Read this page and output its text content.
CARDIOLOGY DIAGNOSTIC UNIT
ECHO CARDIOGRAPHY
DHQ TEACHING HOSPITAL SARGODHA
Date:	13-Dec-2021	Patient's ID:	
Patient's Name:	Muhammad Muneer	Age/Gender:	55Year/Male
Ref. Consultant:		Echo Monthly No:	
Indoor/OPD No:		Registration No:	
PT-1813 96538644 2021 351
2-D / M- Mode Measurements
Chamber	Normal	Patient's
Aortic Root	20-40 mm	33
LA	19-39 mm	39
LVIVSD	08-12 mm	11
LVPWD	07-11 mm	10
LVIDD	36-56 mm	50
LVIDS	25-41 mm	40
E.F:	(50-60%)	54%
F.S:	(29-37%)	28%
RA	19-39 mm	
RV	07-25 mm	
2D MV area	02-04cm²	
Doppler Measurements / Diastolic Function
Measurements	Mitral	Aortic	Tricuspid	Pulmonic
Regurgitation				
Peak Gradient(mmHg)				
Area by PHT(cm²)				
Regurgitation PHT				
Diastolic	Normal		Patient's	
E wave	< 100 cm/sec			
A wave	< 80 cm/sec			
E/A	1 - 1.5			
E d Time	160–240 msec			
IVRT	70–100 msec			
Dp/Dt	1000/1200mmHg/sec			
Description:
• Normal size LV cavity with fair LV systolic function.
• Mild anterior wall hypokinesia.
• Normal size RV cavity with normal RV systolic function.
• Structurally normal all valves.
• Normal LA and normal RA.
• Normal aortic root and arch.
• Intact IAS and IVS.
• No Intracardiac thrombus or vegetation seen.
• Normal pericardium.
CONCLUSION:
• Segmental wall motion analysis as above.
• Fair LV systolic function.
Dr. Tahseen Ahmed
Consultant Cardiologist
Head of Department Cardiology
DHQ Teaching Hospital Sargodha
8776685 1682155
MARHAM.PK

::::::::::

▶ **Required work**
Check each line of the records above for the string "wall", and report every line that has it.

▶ **Answer to this problem**
• Mild anterior wall hypokinesia.
• Segmental wall motion analysis as above.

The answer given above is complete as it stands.